Start

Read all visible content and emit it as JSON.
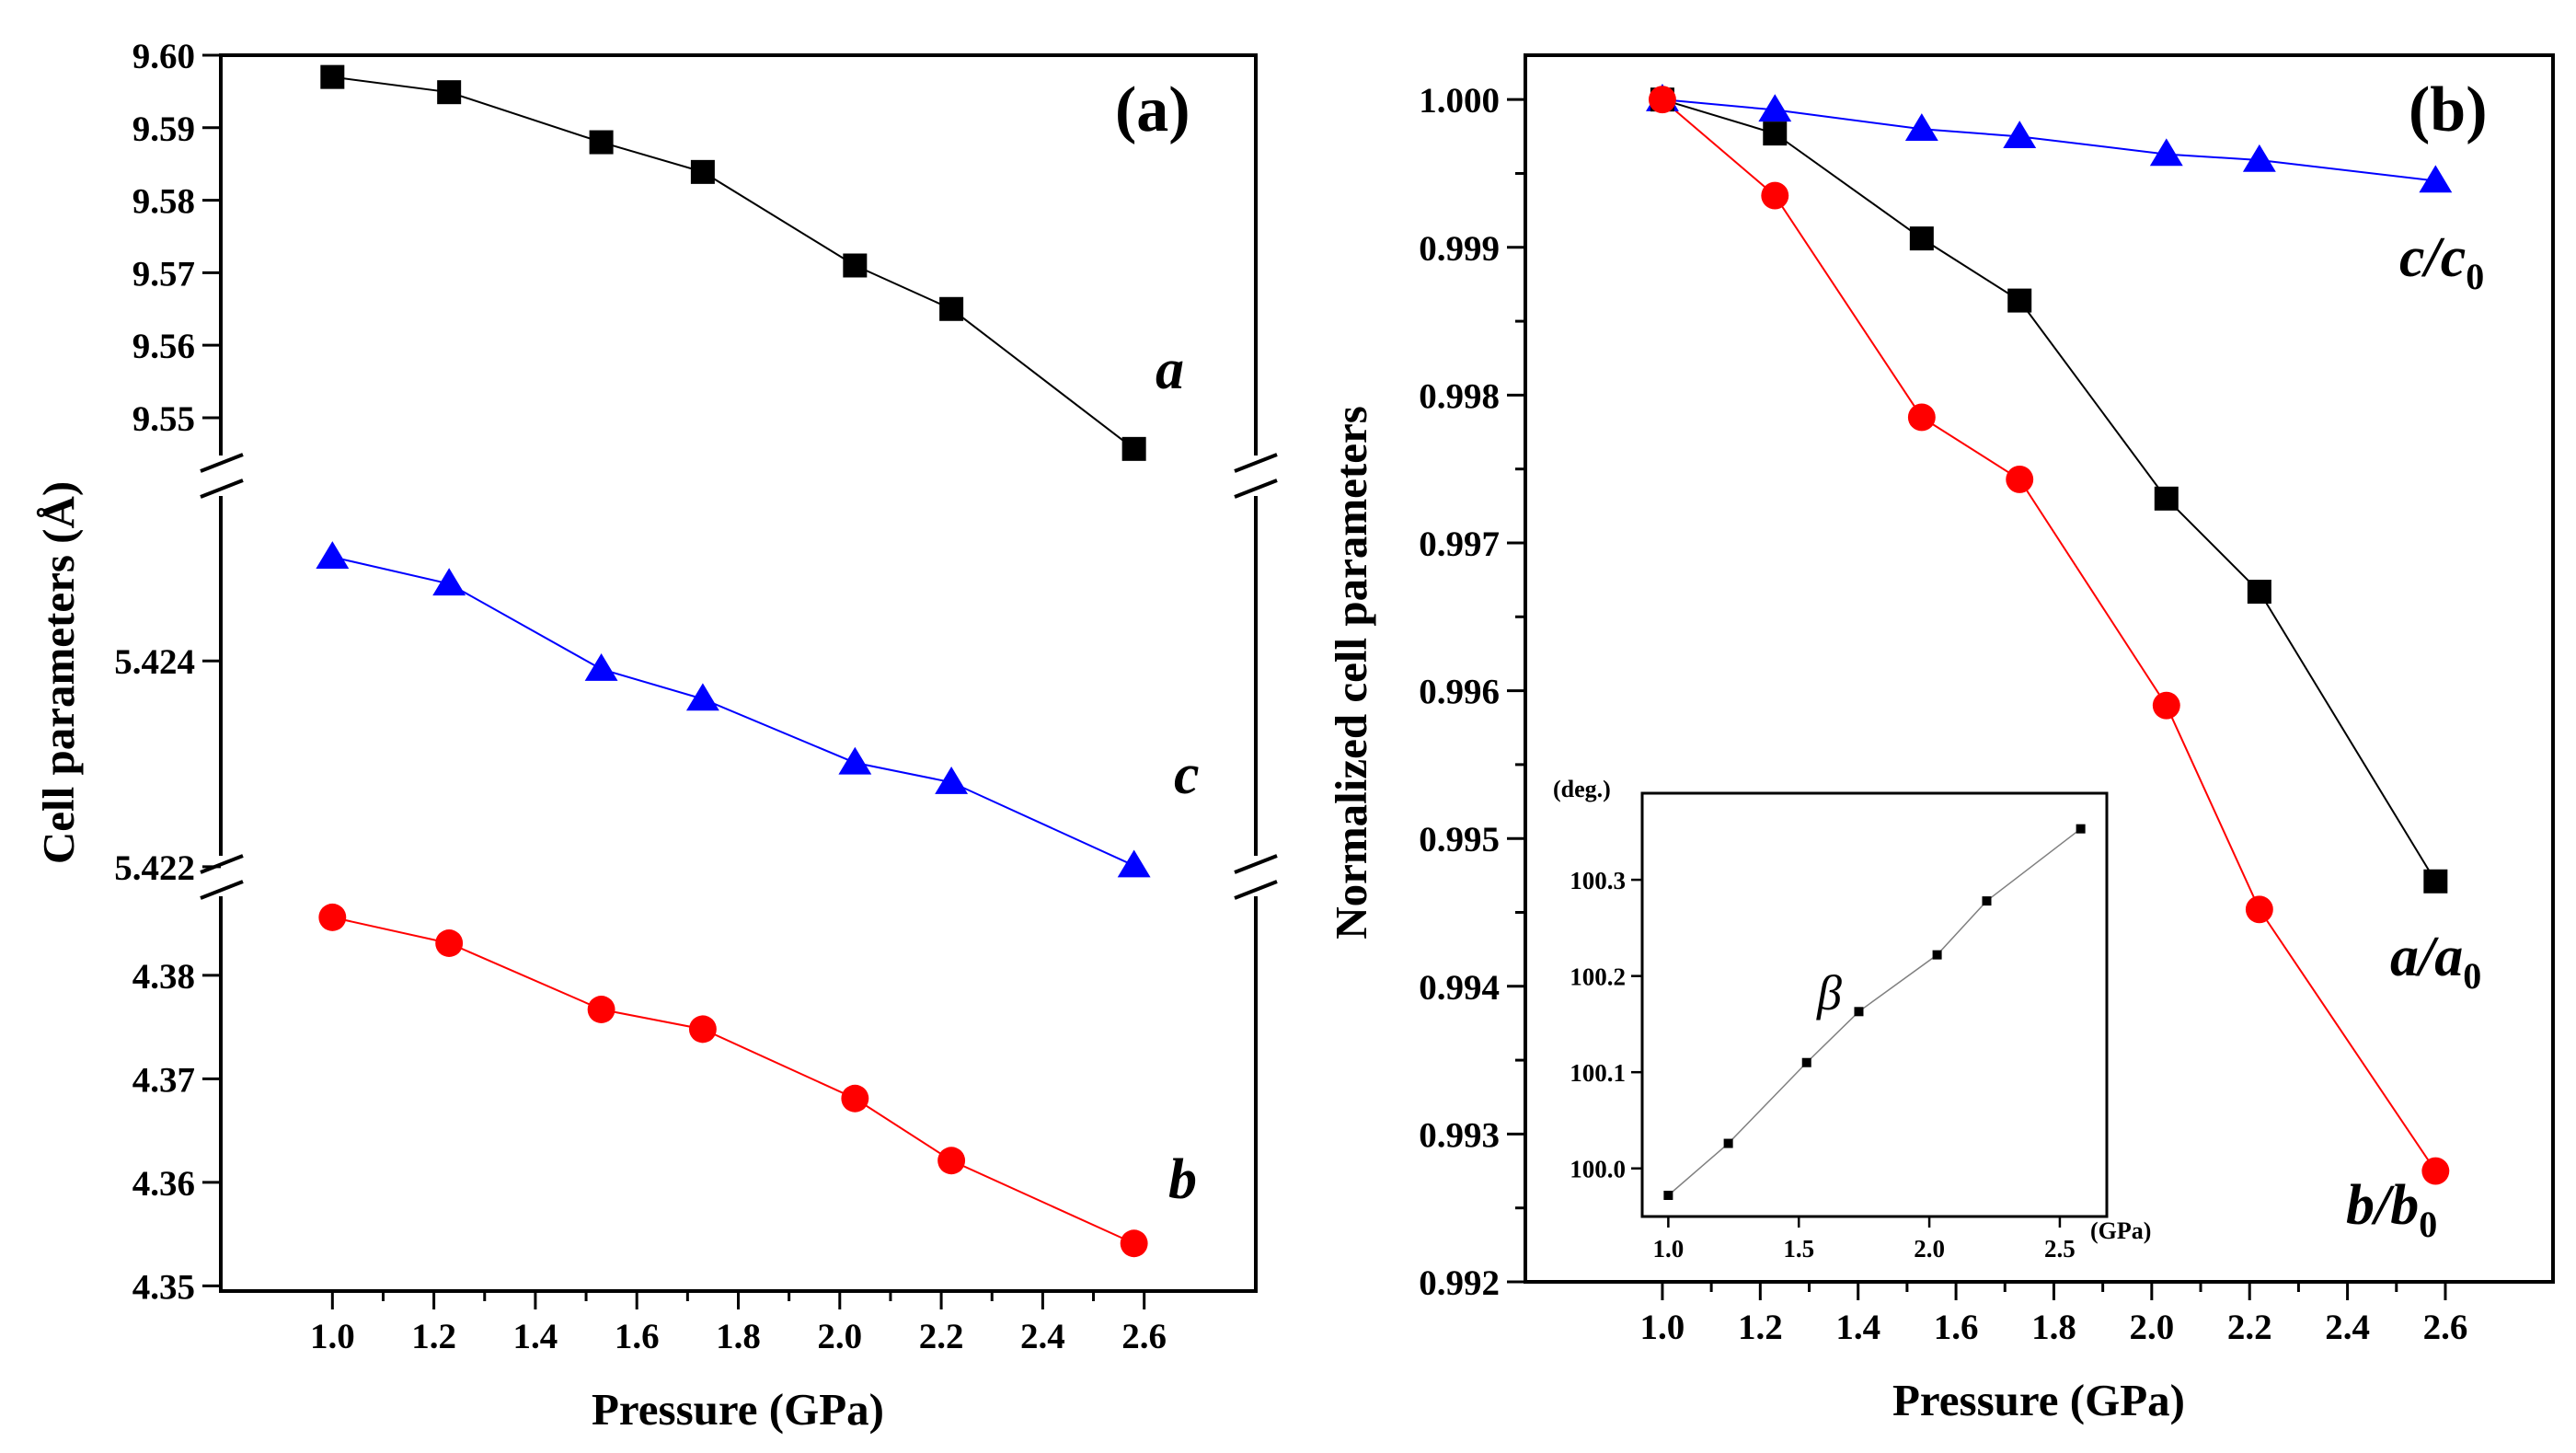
{
  "chart_data": [
    {
      "type": "line",
      "panel_label": "(a)",
      "xlabel": "Pressure (GPa)",
      "ylabel": "Cell parameters (Å)",
      "xlim": [
        0.78,
        2.82
      ],
      "xticks": [
        "1.0",
        "1.2",
        "1.4",
        "1.6",
        "1.8",
        "2.0",
        "2.2",
        "2.4",
        "2.6"
      ],
      "x": [
        1.0,
        1.23,
        1.53,
        1.73,
        2.03,
        2.22,
        2.58
      ],
      "broken_y_axis": true,
      "series": [
        {
          "name": "a",
          "color": "#000000",
          "marker": "square",
          "ylim": [
            9.542,
            9.6
          ],
          "yticks": [
            "9.60",
            "9.59",
            "9.58",
            "9.57",
            "9.56",
            "9.55"
          ],
          "values": [
            9.597,
            9.5949,
            9.588,
            9.5839,
            9.571,
            9.565,
            9.5457
          ]
        },
        {
          "name": "c",
          "color": "#0000ff",
          "marker": "triangle",
          "ylim": [
            5.4219,
            5.4258
          ],
          "yticks": [
            "5.424",
            "5.422"
          ],
          "values": [
            5.42501,
            5.42475,
            5.42392,
            5.42363,
            5.42301,
            5.42282,
            5.42201
          ]
        },
        {
          "name": "b",
          "color": "#ff0000",
          "marker": "circle",
          "ylim": [
            4.3495,
            4.3895
          ],
          "yticks": [
            "4.38",
            "4.37",
            "4.36",
            "4.35"
          ],
          "values": [
            4.3856,
            4.3831,
            4.3767,
            4.3748,
            4.3681,
            4.3621,
            4.3541
          ]
        }
      ]
    },
    {
      "type": "line",
      "panel_label": "(b)",
      "xlabel": "Pressure (GPa)",
      "ylabel": "Normalized cell parameters",
      "xlim": [
        0.72,
        2.82
      ],
      "ylim": [
        0.992,
        1.0003
      ],
      "xticks": [
        "1.0",
        "1.2",
        "1.4",
        "1.6",
        "1.8",
        "2.0",
        "2.2",
        "2.4",
        "2.6"
      ],
      "yticks": [
        "1.000",
        "0.999",
        "0.998",
        "0.997",
        "0.996",
        "0.995",
        "0.994",
        "0.993",
        "0.992"
      ],
      "x": [
        1.0,
        1.23,
        1.53,
        1.73,
        2.03,
        2.22,
        2.58
      ],
      "series": [
        {
          "name": "c/c0",
          "label_main": "c/c",
          "label_sub": "0",
          "color": "#0000ff",
          "marker": "triangle",
          "values": [
            1.0,
            0.99993,
            0.9998,
            0.99975,
            0.99963,
            0.99959,
            0.99945
          ]
        },
        {
          "name": "a/a0",
          "label_main": "a/a",
          "label_sub": "0",
          "color": "#000000",
          "marker": "square",
          "values": [
            1.0,
            0.99977,
            0.99906,
            0.99864,
            0.9973,
            0.99667,
            0.99471
          ]
        },
        {
          "name": "b/b0",
          "label_main": "b/b",
          "label_sub": "0",
          "color": "#ff0000",
          "marker": "circle",
          "values": [
            1.0,
            0.99935,
            0.99785,
            0.99743,
            0.9959,
            0.99452,
            0.99275
          ]
        }
      ],
      "inset": {
        "type": "line",
        "ylabel": "(deg.)",
        "xlabel": "(GPa)",
        "series_label": "β",
        "xlim": [
          0.9,
          2.68
        ],
        "ylim": [
          99.95,
          100.39
        ],
        "xticks": [
          "1.0",
          "1.5",
          "2.0",
          "2.5"
        ],
        "yticks": [
          "100.0",
          "100.1",
          "100.2",
          "100.3"
        ],
        "x": [
          1.0,
          1.23,
          1.53,
          1.73,
          2.03,
          2.22,
          2.58
        ],
        "values": [
          99.972,
          100.026,
          100.11,
          100.163,
          100.222,
          100.278,
          100.353
        ]
      }
    }
  ]
}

End

- _Task prompt_
Print out the material word for word, omitting the pictures.

- _Response_
Read all visible content and emit it as JSON.
{
  "chart_data": [
    {
      "type": "line",
      "panel_label": "(a)",
      "xlabel": "Pressure (GPa)",
      "ylabel": "Cell parameters (Å)",
      "xlim": [
        0.78,
        2.82
      ],
      "xticks": [
        "1.0",
        "1.2",
        "1.4",
        "1.6",
        "1.8",
        "2.0",
        "2.2",
        "2.4",
        "2.6"
      ],
      "x": [
        1.0,
        1.23,
        1.53,
        1.73,
        2.03,
        2.22,
        2.58
      ],
      "broken_y_axis": true,
      "series": [
        {
          "name": "a",
          "color": "#000000",
          "marker": "square",
          "ylim": [
            9.542,
            9.6
          ],
          "yticks": [
            "9.60",
            "9.59",
            "9.58",
            "9.57",
            "9.56",
            "9.55"
          ],
          "values": [
            9.597,
            9.5949,
            9.588,
            9.5839,
            9.571,
            9.565,
            9.5457
          ]
        },
        {
          "name": "c",
          "color": "#0000ff",
          "marker": "triangle",
          "ylim": [
            5.4219,
            5.4258
          ],
          "yticks": [
            "5.424",
            "5.422"
          ],
          "values": [
            5.42501,
            5.42475,
            5.42392,
            5.42363,
            5.42301,
            5.42282,
            5.42201
          ]
        },
        {
          "name": "b",
          "color": "#ff0000",
          "marker": "circle",
          "ylim": [
            4.3495,
            4.3895
          ],
          "yticks": [
            "4.38",
            "4.37",
            "4.36",
            "4.35"
          ],
          "values": [
            4.3856,
            4.3831,
            4.3767,
            4.3748,
            4.3681,
            4.3621,
            4.3541
          ]
        }
      ]
    },
    {
      "type": "line",
      "panel_label": "(b)",
      "xlabel": "Pressure (GPa)",
      "ylabel": "Normalized cell parameters",
      "xlim": [
        0.72,
        2.82
      ],
      "ylim": [
        0.992,
        1.0003
      ],
      "xticks": [
        "1.0",
        "1.2",
        "1.4",
        "1.6",
        "1.8",
        "2.0",
        "2.2",
        "2.4",
        "2.6"
      ],
      "yticks": [
        "1.000",
        "0.999",
        "0.998",
        "0.997",
        "0.996",
        "0.995",
        "0.994",
        "0.993",
        "0.992"
      ],
      "x": [
        1.0,
        1.23,
        1.53,
        1.73,
        2.03,
        2.22,
        2.58
      ],
      "series": [
        {
          "name": "c/c0",
          "label_main": "c/c",
          "label_sub": "0",
          "color": "#0000ff",
          "marker": "triangle",
          "values": [
            1.0,
            0.99993,
            0.9998,
            0.99975,
            0.99963,
            0.99959,
            0.99945
          ]
        },
        {
          "name": "a/a0",
          "label_main": "a/a",
          "label_sub": "0",
          "color": "#000000",
          "marker": "square",
          "values": [
            1.0,
            0.99977,
            0.99906,
            0.99864,
            0.9973,
            0.99667,
            0.99471
          ]
        },
        {
          "name": "b/b0",
          "label_main": "b/b",
          "label_sub": "0",
          "color": "#ff0000",
          "marker": "circle",
          "values": [
            1.0,
            0.99935,
            0.99785,
            0.99743,
            0.9959,
            0.99452,
            0.99275
          ]
        }
      ],
      "inset": {
        "type": "line",
        "ylabel": "(deg.)",
        "xlabel": "(GPa)",
        "series_label": "β",
        "xlim": [
          0.9,
          2.68
        ],
        "ylim": [
          99.95,
          100.39
        ],
        "xticks": [
          "1.0",
          "1.5",
          "2.0",
          "2.5"
        ],
        "yticks": [
          "100.0",
          "100.1",
          "100.2",
          "100.3"
        ],
        "x": [
          1.0,
          1.23,
          1.53,
          1.73,
          2.03,
          2.22,
          2.58
        ],
        "values": [
          99.972,
          100.026,
          100.11,
          100.163,
          100.222,
          100.278,
          100.353
        ]
      }
    }
  ]
}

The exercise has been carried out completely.